Entries taken from a collection:
______
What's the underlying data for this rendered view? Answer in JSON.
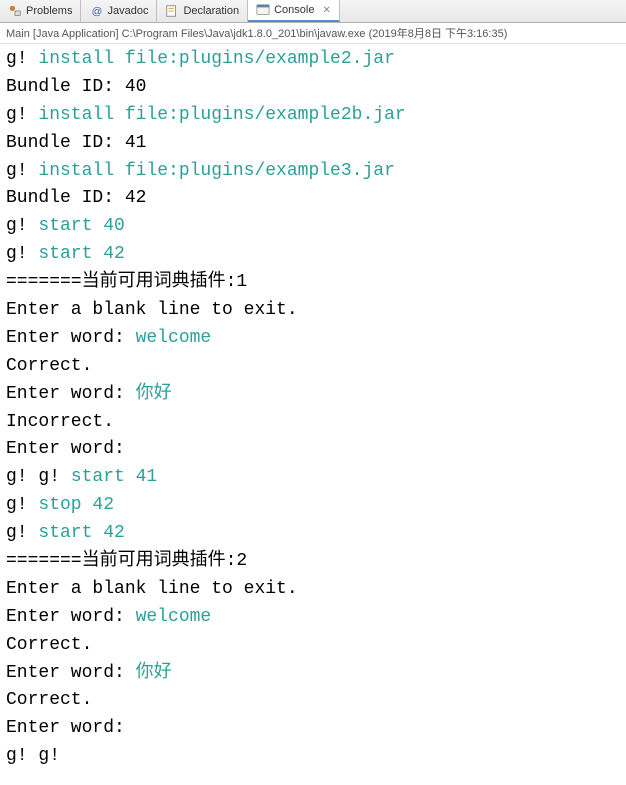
{
  "tabs": [
    {
      "label": "Problems"
    },
    {
      "label": "Javadoc"
    },
    {
      "label": "Declaration"
    },
    {
      "label": "Console"
    }
  ],
  "subheader": "Main [Java Application] C:\\Program Files\\Java\\jdk1.8.0_201\\bin\\javaw.exe (2019年8月8日 下午3:16:35)",
  "lines": [
    [
      {
        "t": "g! ",
        "c": null
      },
      {
        "t": "install file:plugins/example2.jar",
        "c": "teal"
      }
    ],
    [
      {
        "t": "Bundle ID: 40",
        "c": null
      }
    ],
    [
      {
        "t": "g! ",
        "c": null
      },
      {
        "t": "install file:plugins/example2b.jar",
        "c": "teal"
      }
    ],
    [
      {
        "t": "Bundle ID: 41",
        "c": null
      }
    ],
    [
      {
        "t": "g! ",
        "c": null
      },
      {
        "t": "install file:plugins/example3.jar",
        "c": "teal"
      }
    ],
    [
      {
        "t": "Bundle ID: 42",
        "c": null
      }
    ],
    [
      {
        "t": "g! ",
        "c": null
      },
      {
        "t": "start 40",
        "c": "teal"
      }
    ],
    [
      {
        "t": "g! ",
        "c": null
      },
      {
        "t": "start 42",
        "c": "teal"
      }
    ],
    [
      {
        "t": "=======当前可用词典插件:1",
        "c": null
      }
    ],
    [
      {
        "t": "Enter a blank line to exit.",
        "c": null
      }
    ],
    [
      {
        "t": "Enter word: ",
        "c": null
      },
      {
        "t": "welcome",
        "c": "teal"
      }
    ],
    [
      {
        "t": "Correct.",
        "c": null
      }
    ],
    [
      {
        "t": "Enter word: ",
        "c": null
      },
      {
        "t": "你好",
        "c": "teal"
      }
    ],
    [
      {
        "t": "Incorrect.",
        "c": null
      }
    ],
    [
      {
        "t": "Enter word: ",
        "c": null
      }
    ],
    [
      {
        "t": "g! g! ",
        "c": null
      },
      {
        "t": "start 41",
        "c": "teal"
      }
    ],
    [
      {
        "t": "g! ",
        "c": null
      },
      {
        "t": "stop 42",
        "c": "teal"
      }
    ],
    [
      {
        "t": "g! ",
        "c": null
      },
      {
        "t": "start 42",
        "c": "teal"
      }
    ],
    [
      {
        "t": "=======当前可用词典插件:2",
        "c": null
      }
    ],
    [
      {
        "t": "Enter a blank line to exit.",
        "c": null
      }
    ],
    [
      {
        "t": "Enter word: ",
        "c": null
      },
      {
        "t": "welcome",
        "c": "teal"
      }
    ],
    [
      {
        "t": "Correct.",
        "c": null
      }
    ],
    [
      {
        "t": "Enter word: ",
        "c": null
      },
      {
        "t": "你好",
        "c": "teal"
      }
    ],
    [
      {
        "t": "Correct.",
        "c": null
      }
    ],
    [
      {
        "t": "Enter word: ",
        "c": null
      }
    ],
    [
      {
        "t": "g! g! ",
        "c": null
      }
    ]
  ]
}
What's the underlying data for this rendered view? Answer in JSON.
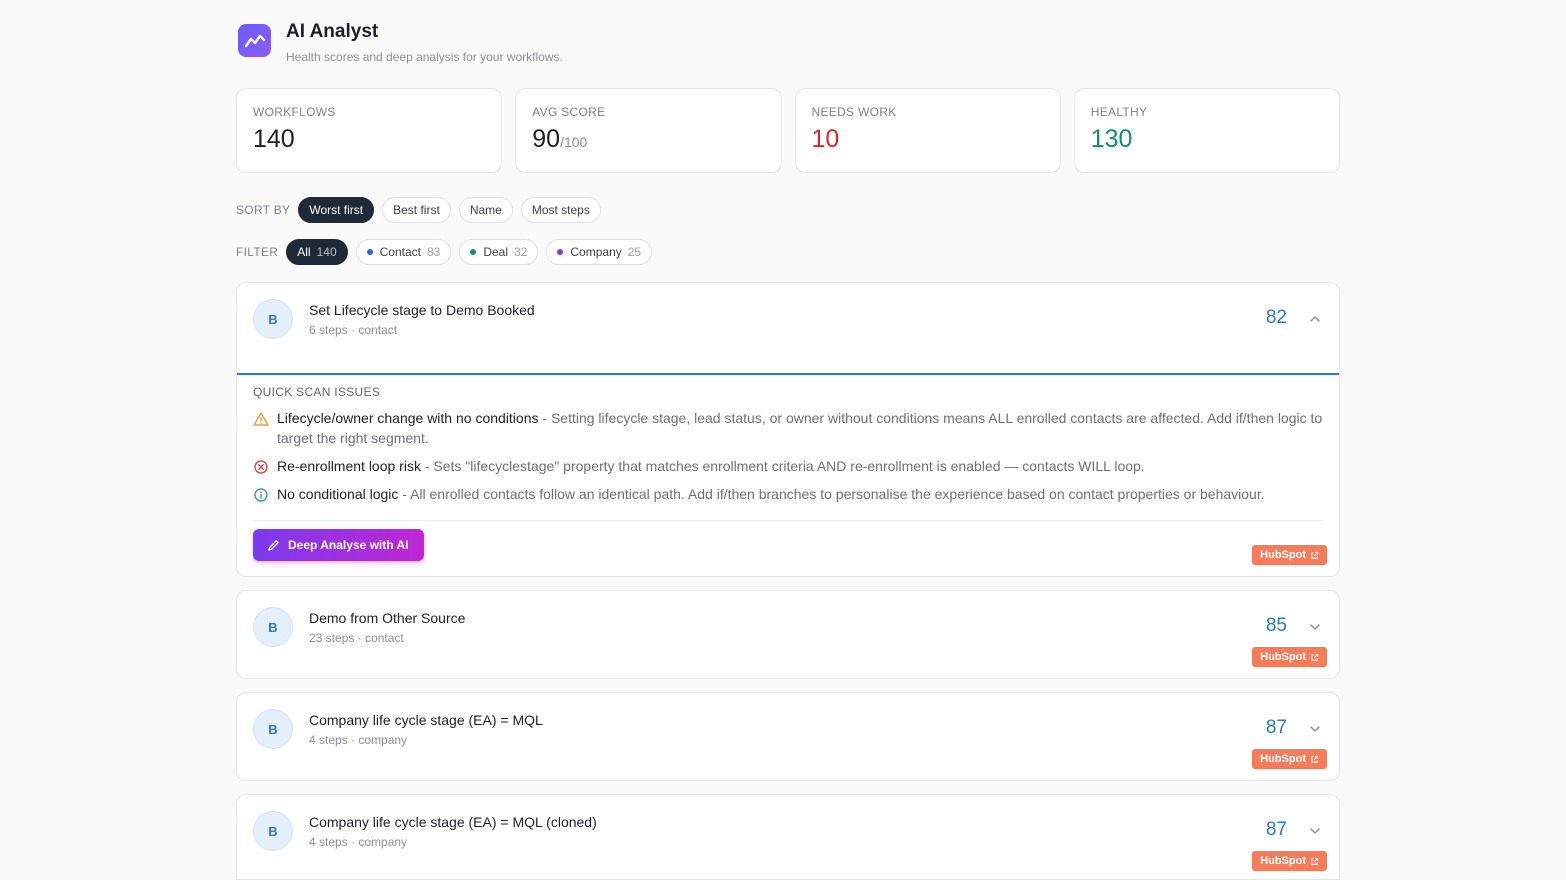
{
  "header": {
    "title": "AI Analyst",
    "subtitle": "Health scores and deep analysis for your workflows."
  },
  "stats": [
    {
      "label": "WORKFLOWS",
      "value": "140"
    },
    {
      "label": "AVG SCORE",
      "value": "90",
      "denom": "/100"
    },
    {
      "label": "NEEDS WORK",
      "value": "10"
    },
    {
      "label": "HEALTHY",
      "value": "130"
    }
  ],
  "sort": {
    "label": "SORT BY",
    "options": [
      "Worst first",
      "Best first",
      "Name",
      "Most steps"
    ],
    "selected": "Worst first"
  },
  "filter": {
    "label": "FILTER",
    "options": [
      {
        "label": "All",
        "count": "140",
        "color": ""
      },
      {
        "label": "Contact",
        "count": "83",
        "color": "#2563eb"
      },
      {
        "label": "Deal",
        "count": "32",
        "color": "#0f8f6e"
      },
      {
        "label": "Company",
        "count": "25",
        "color": "#7c3aed"
      }
    ]
  },
  "colors": {
    "accent_blue": "#2a7bbd",
    "hubspot": "#f47c5b",
    "needs_work": "#dc2626",
    "healthy": "#0f8f6e"
  },
  "workflows": [
    {
      "avatar": "B",
      "title": "Set Lifecycle stage to Demo Booked",
      "meta": "6 steps · contact",
      "score": "82",
      "expanded": true,
      "issues_label": "QUICK SCAN ISSUES",
      "issues": [
        {
          "icon": "warning-icon",
          "title": "Lifecycle/owner change with no conditions",
          "desc": " - Setting lifecycle stage, lead status, or owner without conditions means ALL enrolled contacts are affected. Add if/then logic to target the right segment."
        },
        {
          "icon": "error-icon",
          "title": "Re-enrollment loop risk",
          "desc": " - Sets \"lifecyclestage\" property that matches enrollment criteria AND re-enrollment is enabled — contacts WILL loop."
        },
        {
          "icon": "info-icon",
          "title": "No conditional logic",
          "desc": " - All enrolled contacts follow an identical path. Add if/then branches to personalise the experience based on contact properties or behaviour."
        }
      ],
      "deep_button": "Deep Analyse with AI",
      "hubspot": "HubSpot"
    },
    {
      "avatar": "B",
      "title": "Demo from Other Source",
      "meta": "23 steps · contact",
      "score": "85",
      "expanded": false,
      "hubspot": "HubSpot"
    },
    {
      "avatar": "B",
      "title": "Company life cycle stage (EA) = MQL",
      "meta": "4 steps · company",
      "score": "87",
      "expanded": false,
      "hubspot": "HubSpot"
    },
    {
      "avatar": "B",
      "title": "Company life cycle stage (EA) = MQL (cloned)",
      "meta": "4 steps · company",
      "score": "87",
      "expanded": false,
      "hubspot": "HubSpot"
    }
  ]
}
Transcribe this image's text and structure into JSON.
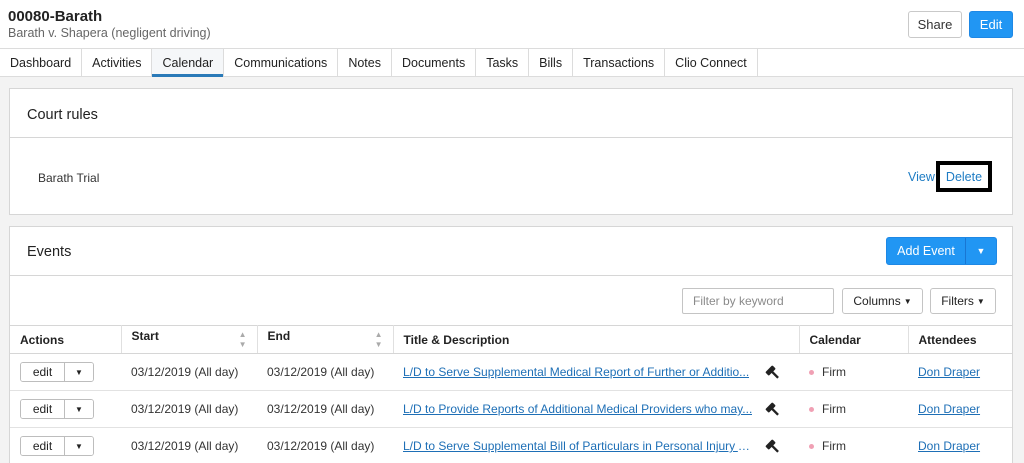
{
  "matter": {
    "title": "00080-Barath",
    "subtitle": "Barath v. Shapera (negligent driving)"
  },
  "header_actions": {
    "share_label": "Share",
    "edit_label": "Edit"
  },
  "tabs": [
    {
      "label": "Dashboard",
      "active": false
    },
    {
      "label": "Activities",
      "active": false
    },
    {
      "label": "Calendar",
      "active": true
    },
    {
      "label": "Communications",
      "active": false
    },
    {
      "label": "Notes",
      "active": false
    },
    {
      "label": "Documents",
      "active": false
    },
    {
      "label": "Tasks",
      "active": false
    },
    {
      "label": "Bills",
      "active": false
    },
    {
      "label": "Transactions",
      "active": false
    },
    {
      "label": "Clio Connect",
      "active": false
    }
  ],
  "court_rules": {
    "title": "Court rules",
    "item_name": "Barath Trial",
    "view_label": "View",
    "delete_label": "Delete"
  },
  "events": {
    "title": "Events",
    "add_event_label": "Add Event",
    "filter_placeholder": "Filter by keyword",
    "columns_label": "Columns",
    "filters_label": "Filters",
    "columns": [
      "Actions",
      "Start",
      "End",
      "Title & Description",
      "Calendar",
      "Attendees"
    ],
    "row_action_label": "edit",
    "rows": [
      {
        "start": "03/12/2019 (All day)",
        "end": "03/12/2019 (All day)",
        "title": "L/D to Serve Supplemental Medical Report of Further or Additio...",
        "calendar": "Firm",
        "attendee": "Don Draper"
      },
      {
        "start": "03/12/2019 (All day)",
        "end": "03/12/2019 (All day)",
        "title": "L/D to Provide Reports of Additional Medical Providers who may...",
        "calendar": "Firm",
        "attendee": "Don Draper"
      },
      {
        "start": "03/12/2019 (All day)",
        "end": "03/12/2019 (All day)",
        "title": "L/D to Serve Supplemental Bill of Particulars in Personal Injury A...",
        "calendar": "Firm",
        "attendee": "Don Draper"
      }
    ]
  },
  "colors": {
    "primary": "#2196f3",
    "link": "#1e6fb6",
    "calendar_dot": "#f0a0b4"
  }
}
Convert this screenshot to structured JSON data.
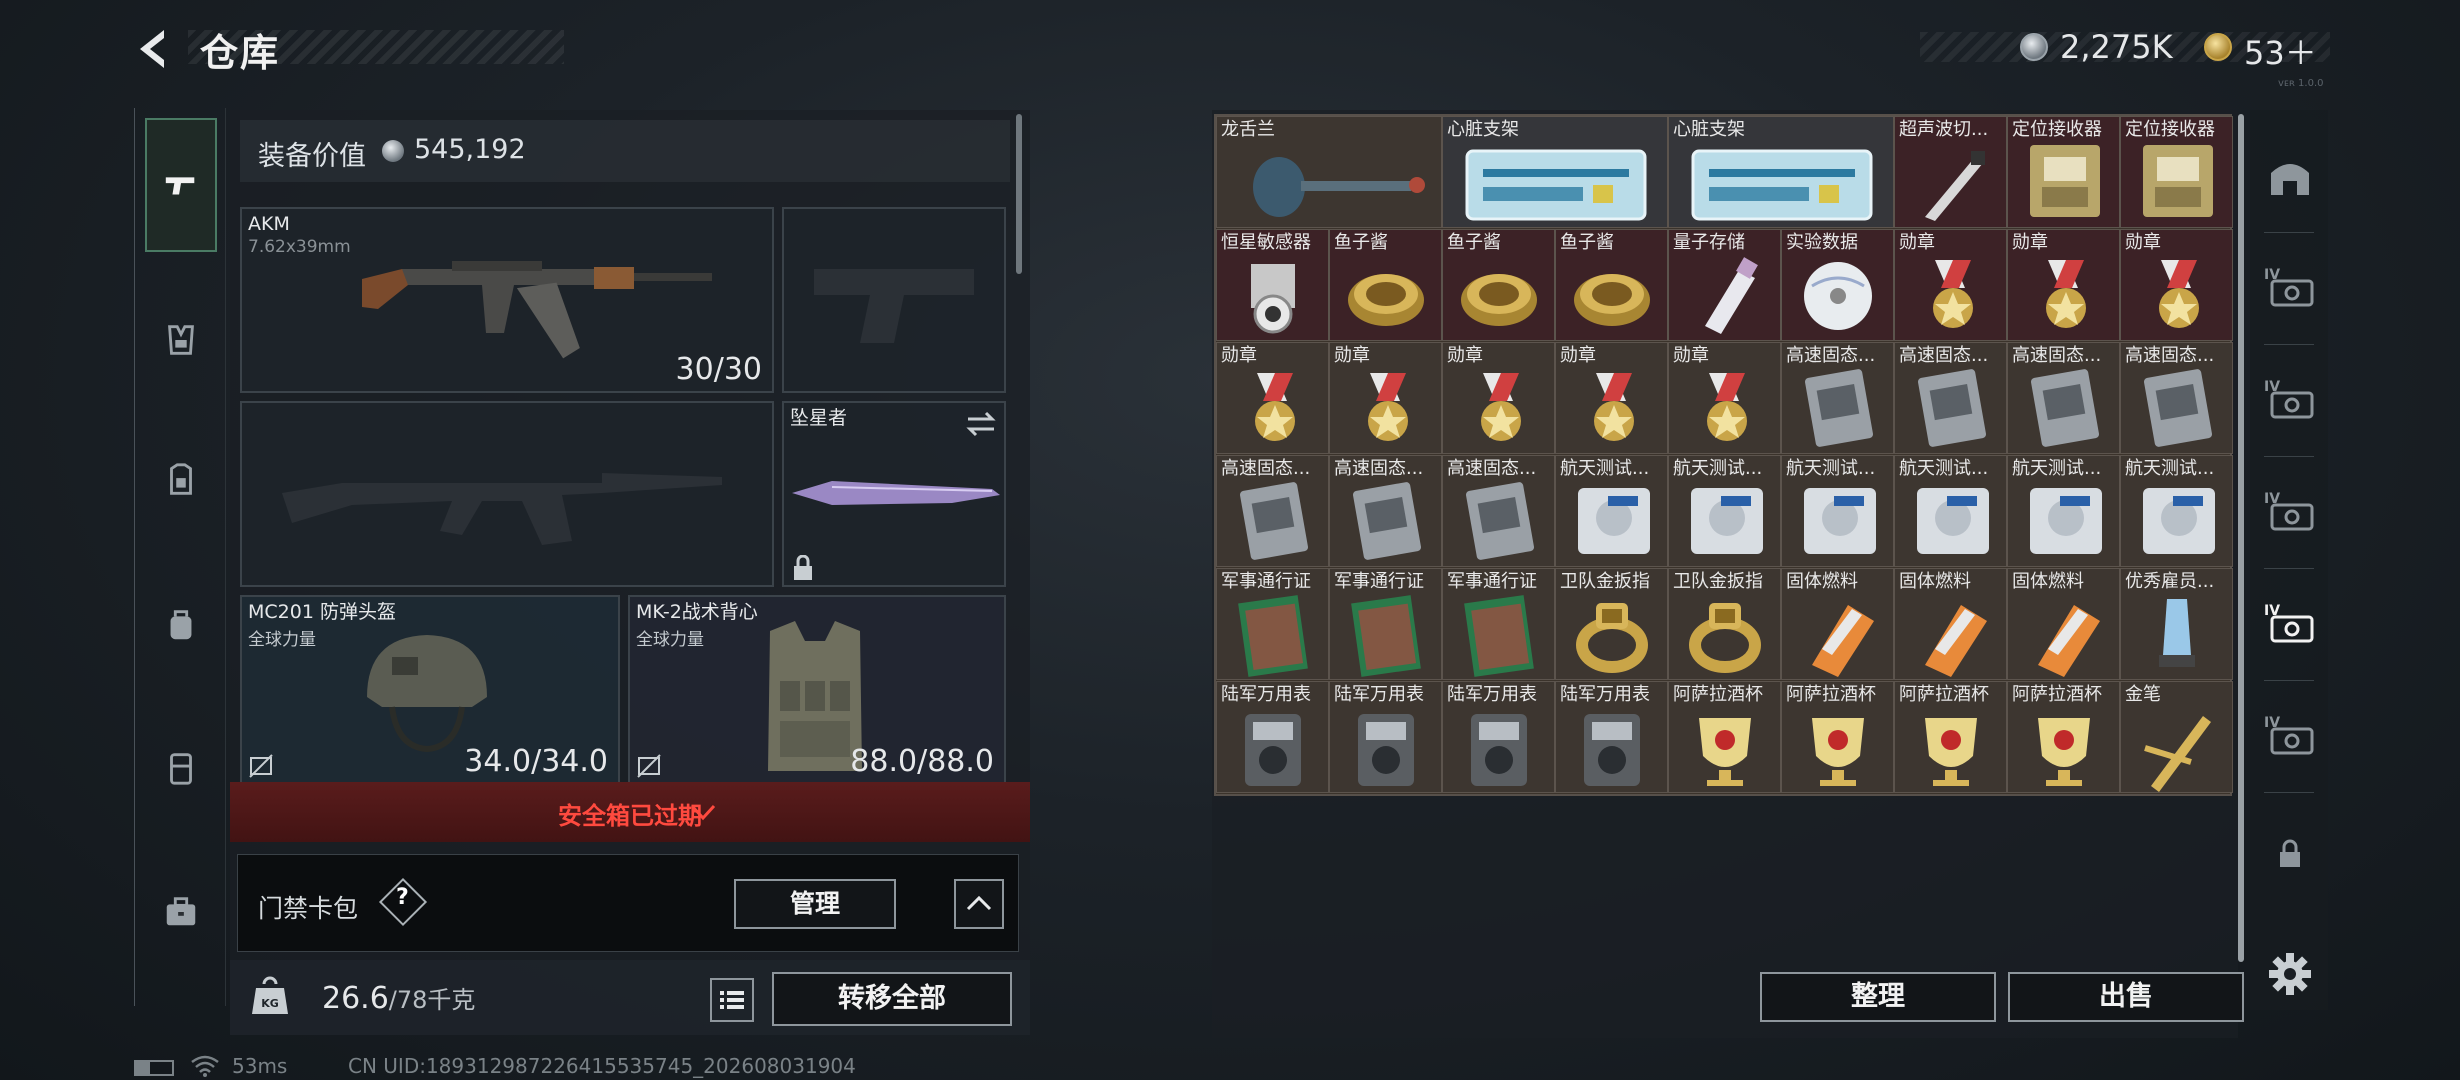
______
● **PROMPT**: Omitting all images, retype each line of the records precisely.

● **REPLY TO THE EXERCISE**:
What's the underlying data for this rendered view? Answer in JSON.
{
  "tabs": [
    {
      "label": "Problems"
    },
    {
      "label": "Javadoc"
    },
    {
      "label": "Declaration"
    },
    {
      "label": "Console"
    }
  ],
  "subheader": "Main [Java Application] C:\\Program Files\\Java\\jdk1.8.0_201\\bin\\javaw.exe (2019年8月8日 下午3:16:35)",
  "lines": [
    [
      {
        "t": "g! ",
        "c": null
      },
      {
        "t": "install file:plugins/example2.jar",
        "c": "teal"
      }
    ],
    [
      {
        "t": "Bundle ID: 40",
        "c": null
      }
    ],
    [
      {
        "t": "g! ",
        "c": null
      },
      {
        "t": "install file:plugins/example2b.jar",
        "c": "teal"
      }
    ],
    [
      {
        "t": "Bundle ID: 41",
        "c": null
      }
    ],
    [
      {
        "t": "g! ",
        "c": null
      },
      {
        "t": "install file:plugins/example3.jar",
        "c": "teal"
      }
    ],
    [
      {
        "t": "Bundle ID: 42",
        "c": null
      }
    ],
    [
      {
        "t": "g! ",
        "c": null
      },
      {
        "t": "start 40",
        "c": "teal"
      }
    ],
    [
      {
        "t": "g! ",
        "c": null
      },
      {
        "t": "start 42",
        "c": "teal"
      }
    ],
    [
      {
        "t": "=======当前可用词典插件:1",
        "c": null
      }
    ],
    [
      {
        "t": "Enter a blank line to exit.",
        "c": null
      }
    ],
    [
      {
        "t": "Enter word: ",
        "c": null
      },
      {
        "t": "welcome",
        "c": "teal"
      }
    ],
    [
      {
        "t": "Correct.",
        "c": null
      }
    ],
    [
      {
        "t": "Enter word: ",
        "c": null
      },
      {
        "t": "你好",
        "c": "teal"
      }
    ],
    [
      {
        "t": "Incorrect.",
        "c": null
      }
    ],
    [
      {
        "t": "Enter word: ",
        "c": null
      }
    ],
    [
      {
        "t": "g! g! ",
        "c": null
      },
      {
        "t": "start 41",
        "c": "teal"
      }
    ],
    [
      {
        "t": "g! ",
        "c": null
      },
      {
        "t": "stop 42",
        "c": "teal"
      }
    ],
    [
      {
        "t": "g! ",
        "c": null
      },
      {
        "t": "start 42",
        "c": "teal"
      }
    ],
    [
      {
        "t": "=======当前可用词典插件:2",
        "c": null
      }
    ],
    [
      {
        "t": "Enter a blank line to exit.",
        "c": null
      }
    ],
    [
      {
        "t": "Enter word: ",
        "c": null
      },
      {
        "t": "welcome",
        "c": "teal"
      }
    ],
    [
      {
        "t": "Correct.",
        "c": null
      }
    ],
    [
      {
        "t": "Enter word: ",
        "c": null
      },
      {
        "t": "你好",
        "c": "teal"
      }
    ],
    [
      {
        "t": "Correct.",
        "c": null
      }
    ],
    [
      {
        "t": "Enter word: ",
        "c": null
      }
    ],
    [
      {
        "t": "g! g! ",
        "c": null
      }
    ]
  ]
}
What's the underlying data for this rendered view? Answer in JSON.
{
  "header": {
    "title": "AI Analyst",
    "subtitle": "Health scores and deep analysis for your workflows."
  },
  "stats": [
    {
      "label": "WORKFLOWS",
      "value": "140"
    },
    {
      "label": "AVG SCORE",
      "value": "90",
      "denom": "/100"
    },
    {
      "label": "NEEDS WORK",
      "value": "10"
    },
    {
      "label": "HEALTHY",
      "value": "130"
    }
  ],
  "sort": {
    "label": "SORT BY",
    "options": [
      "Worst first",
      "Best first",
      "Name",
      "Most steps"
    ],
    "selected": "Worst first"
  },
  "filter": {
    "label": "FILTER",
    "options": [
      {
        "label": "All",
        "count": "140",
        "color": ""
      },
      {
        "label": "Contact",
        "count": "83",
        "color": "#2563eb"
      },
      {
        "label": "Deal",
        "count": "32",
        "color": "#0f8f6e"
      },
      {
        "label": "Company",
        "count": "25",
        "color": "#7c3aed"
      }
    ]
  },
  "colors": {
    "accent_blue": "#2a7bbd",
    "hubspot": "#f47c5b",
    "needs_work": "#dc2626",
    "healthy": "#0f8f6e"
  },
  "workflows": [
    {
      "avatar": "B",
      "title": "Set Lifecycle stage to Demo Booked",
      "meta": "6 steps · contact",
      "score": "82",
      "expanded": true,
      "issues_label": "QUICK SCAN ISSUES",
      "issues": [
        {
          "icon": "warning-icon",
          "title": "Lifecycle/owner change with no conditions",
          "desc": " - Setting lifecycle stage, lead status, or owner without conditions means ALL enrolled contacts are affected. Add if/then logic to target the right segment."
        },
        {
          "icon": "error-icon",
          "title": "Re-enrollment loop risk",
          "desc": " - Sets \"lifecyclestage\" property that matches enrollment criteria AND re-enrollment is enabled — contacts WILL loop."
        },
        {
          "icon": "info-icon",
          "title": "No conditional logic",
          "desc": " - All enrolled contacts follow an identical path. Add if/then branches to personalise the experience based on contact properties or behaviour."
        }
      ],
      "deep_button": "Deep Analyse with AI",
      "hubspot": "HubSpot"
    },
    {
      "avatar": "B",
      "title": "Demo from Other Source",
      "meta": "23 steps · contact",
      "score": "85",
      "expanded": false,
      "hubspot": "HubSpot"
    },
    {
      "avatar": "B",
      "title": "Company life cycle stage (EA) = MQL",
      "meta": "4 steps · company",
      "score": "87",
      "expanded": false,
      "hubspot": "HubSpot"
    },
    {
      "avatar": "B",
      "title": "Company life cycle stage (EA) = MQL (cloned)",
      "meta": "4 steps · company",
      "score": "87",
      "expanded": false,
      "hubspot": "HubSpot"
    }
  ]
}
Transcribe this image's text and structure into JSON.
{
  "matter": {
    "title": "00080-Barath",
    "subtitle": "Barath v. Shapera (negligent driving)"
  },
  "header_actions": {
    "share_label": "Share",
    "edit_label": "Edit"
  },
  "tabs": [
    {
      "label": "Dashboard",
      "active": false
    },
    {
      "label": "Activities",
      "active": false
    },
    {
      "label": "Calendar",
      "active": true
    },
    {
      "label": "Communications",
      "active": false
    },
    {
      "label": "Notes",
      "active": false
    },
    {
      "label": "Documents",
      "active": false
    },
    {
      "label": "Tasks",
      "active": false
    },
    {
      "label": "Bills",
      "active": false
    },
    {
      "label": "Transactions",
      "active": false
    },
    {
      "label": "Clio Connect",
      "active": false
    }
  ],
  "court_rules": {
    "title": "Court rules",
    "item_name": "Barath Trial",
    "view_label": "View",
    "delete_label": "Delete"
  },
  "events": {
    "title": "Events",
    "add_event_label": "Add Event",
    "filter_placeholder": "Filter by keyword",
    "columns_label": "Columns",
    "filters_label": "Filters",
    "columns": [
      "Actions",
      "Start",
      "End",
      "Title & Description",
      "Calendar",
      "Attendees"
    ],
    "row_action_label": "edit",
    "rows": [
      {
        "start": "03/12/2019 (All day)",
        "end": "03/12/2019 (All day)",
        "title": "L/D to Serve Supplemental Medical Report of Further or Additio...",
        "calendar": "Firm",
        "attendee": "Don Draper"
      },
      {
        "start": "03/12/2019 (All day)",
        "end": "03/12/2019 (All day)",
        "title": "L/D to Provide Reports of Additional Medical Providers who may...",
        "calendar": "Firm",
        "attendee": "Don Draper"
      },
      {
        "start": "03/12/2019 (All day)",
        "end": "03/12/2019 (All day)",
        "title": "L/D to Serve Supplemental Bill of Particulars in Personal Injury A...",
        "calendar": "Firm",
        "attendee": "Don Draper"
      }
    ]
  },
  "colors": {
    "primary": "#2196f3",
    "link": "#1e6fb6",
    "calendar_dot": "#f0a0b4"
  }
}
Convert this screenshot to structured JSON data.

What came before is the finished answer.